### Written exercise
Write out all of the entries exactly, please.

### Dataset extract
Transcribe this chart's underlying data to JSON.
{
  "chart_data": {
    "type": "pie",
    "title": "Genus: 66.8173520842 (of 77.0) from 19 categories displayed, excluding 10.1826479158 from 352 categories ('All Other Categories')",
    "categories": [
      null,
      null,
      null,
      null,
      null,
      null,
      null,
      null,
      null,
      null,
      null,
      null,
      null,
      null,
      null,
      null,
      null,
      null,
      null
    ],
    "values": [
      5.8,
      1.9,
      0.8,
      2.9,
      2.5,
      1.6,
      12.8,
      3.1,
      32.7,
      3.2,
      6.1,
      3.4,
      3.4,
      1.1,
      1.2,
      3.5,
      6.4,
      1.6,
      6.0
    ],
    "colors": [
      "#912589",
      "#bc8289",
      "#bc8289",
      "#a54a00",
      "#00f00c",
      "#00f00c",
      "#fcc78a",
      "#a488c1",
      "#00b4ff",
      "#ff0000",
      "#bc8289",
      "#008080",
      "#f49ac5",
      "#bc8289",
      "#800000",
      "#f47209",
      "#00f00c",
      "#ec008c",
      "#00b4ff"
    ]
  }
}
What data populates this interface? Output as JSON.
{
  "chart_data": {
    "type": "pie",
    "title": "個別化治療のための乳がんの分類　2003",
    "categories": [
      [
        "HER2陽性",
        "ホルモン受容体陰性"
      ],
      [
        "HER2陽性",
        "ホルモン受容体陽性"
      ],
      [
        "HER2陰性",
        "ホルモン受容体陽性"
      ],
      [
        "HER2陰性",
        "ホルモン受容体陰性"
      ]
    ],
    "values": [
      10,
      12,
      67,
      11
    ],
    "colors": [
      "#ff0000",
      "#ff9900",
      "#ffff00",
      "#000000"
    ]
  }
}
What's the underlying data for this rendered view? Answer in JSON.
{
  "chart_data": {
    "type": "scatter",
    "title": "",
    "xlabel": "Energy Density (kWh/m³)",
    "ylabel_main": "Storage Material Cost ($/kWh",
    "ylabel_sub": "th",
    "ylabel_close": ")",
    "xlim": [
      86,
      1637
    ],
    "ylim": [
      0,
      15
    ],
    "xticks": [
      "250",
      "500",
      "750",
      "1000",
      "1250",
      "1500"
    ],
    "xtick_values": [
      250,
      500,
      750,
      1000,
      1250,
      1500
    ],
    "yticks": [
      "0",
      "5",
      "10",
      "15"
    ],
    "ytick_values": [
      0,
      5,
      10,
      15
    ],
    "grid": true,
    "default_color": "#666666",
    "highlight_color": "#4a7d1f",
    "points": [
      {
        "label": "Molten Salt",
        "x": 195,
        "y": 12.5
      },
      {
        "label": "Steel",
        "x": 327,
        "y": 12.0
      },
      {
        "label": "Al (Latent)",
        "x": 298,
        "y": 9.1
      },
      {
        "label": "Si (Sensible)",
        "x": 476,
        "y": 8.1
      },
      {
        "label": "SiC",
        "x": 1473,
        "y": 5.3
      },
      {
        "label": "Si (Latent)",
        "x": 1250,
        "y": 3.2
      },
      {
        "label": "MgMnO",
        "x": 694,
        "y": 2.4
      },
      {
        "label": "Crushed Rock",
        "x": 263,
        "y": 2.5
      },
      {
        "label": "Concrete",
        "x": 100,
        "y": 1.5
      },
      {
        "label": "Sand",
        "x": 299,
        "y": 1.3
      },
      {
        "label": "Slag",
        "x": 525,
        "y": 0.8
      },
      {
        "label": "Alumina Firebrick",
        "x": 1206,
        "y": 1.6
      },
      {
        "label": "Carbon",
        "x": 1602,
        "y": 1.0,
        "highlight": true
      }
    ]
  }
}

### Answer for the task
Transcribe this chart's underlying data to JSON.
{
  "chart_data": {
    "type": "pie",
    "title": "Genus: 66.8173520842 (of 77.0) from 19 categories displayed, excluding 10.1826479158 from 352 categories ('All Other Categories')",
    "categories": [
      null,
      null,
      null,
      null,
      null,
      null,
      null,
      null,
      null,
      null,
      null,
      null,
      null,
      null,
      null,
      null,
      null,
      null,
      null
    ],
    "values": [
      5.8,
      1.9,
      0.8,
      2.9,
      2.5,
      1.6,
      12.8,
      3.1,
      32.7,
      3.2,
      6.1,
      3.4,
      3.4,
      1.1,
      1.2,
      3.5,
      6.4,
      1.6,
      6.0
    ],
    "colors": [
      "#912589",
      "#bc8289",
      "#bc8289",
      "#a54a00",
      "#00f00c",
      "#00f00c",
      "#fcc78a",
      "#a488c1",
      "#00b4ff",
      "#ff0000",
      "#bc8289",
      "#008080",
      "#f49ac5",
      "#bc8289",
      "#800000",
      "#f47209",
      "#00f00c",
      "#ec008c",
      "#00b4ff"
    ]
  }
}
What data populates this interface? Output as JSON.
{
  "chart_data": {
    "type": "pie",
    "title": "個別化治療のための乳がんの分類　2003",
    "categories": [
      [
        "HER2陽性",
        "ホルモン受容体陰性"
      ],
      [
        "HER2陽性",
        "ホルモン受容体陽性"
      ],
      [
        "HER2陰性",
        "ホルモン受容体陽性"
      ],
      [
        "HER2陰性",
        "ホルモン受容体陰性"
      ]
    ],
    "values": [
      10,
      12,
      67,
      11
    ],
    "colors": [
      "#ff0000",
      "#ff9900",
      "#ffff00",
      "#000000"
    ]
  }
}
What's the underlying data for this rendered view? Answer in JSON.
{
  "chart_data": {
    "type": "scatter",
    "title": "",
    "xlabel": "Energy Density (kWh/m³)",
    "ylabel_main": "Storage Material Cost ($/kWh",
    "ylabel_sub": "th",
    "ylabel_close": ")",
    "xlim": [
      86,
      1637
    ],
    "ylim": [
      0,
      15
    ],
    "xticks": [
      "250",
      "500",
      "750",
      "1000",
      "1250",
      "1500"
    ],
    "xtick_values": [
      250,
      500,
      750,
      1000,
      1250,
      1500
    ],
    "yticks": [
      "0",
      "5",
      "10",
      "15"
    ],
    "ytick_values": [
      0,
      5,
      10,
      15
    ],
    "grid": true,
    "default_color": "#666666",
    "highlight_color": "#4a7d1f",
    "points": [
      {
        "label": "Molten Salt",
        "x": 195,
        "y": 12.5
      },
      {
        "label": "Steel",
        "x": 327,
        "y": 12.0
      },
      {
        "label": "Al (Latent)",
        "x": 298,
        "y": 9.1
      },
      {
        "label": "Si (Sensible)",
        "x": 476,
        "y": 8.1
      },
      {
        "label": "SiC",
        "x": 1473,
        "y": 5.3
      },
      {
        "label": "Si (Latent)",
        "x": 1250,
        "y": 3.2
      },
      {
        "label": "MgMnO",
        "x": 694,
        "y": 2.4
      },
      {
        "label": "Crushed Rock",
        "x": 263,
        "y": 2.5
      },
      {
        "label": "Concrete",
        "x": 100,
        "y": 1.5
      },
      {
        "label": "Sand",
        "x": 299,
        "y": 1.3
      },
      {
        "label": "Slag",
        "x": 525,
        "y": 0.8
      },
      {
        "label": "Alumina Firebrick",
        "x": 1206,
        "y": 1.6
      },
      {
        "label": "Carbon",
        "x": 1602,
        "y": 1.0,
        "highlight": true
      }
    ]
  }
}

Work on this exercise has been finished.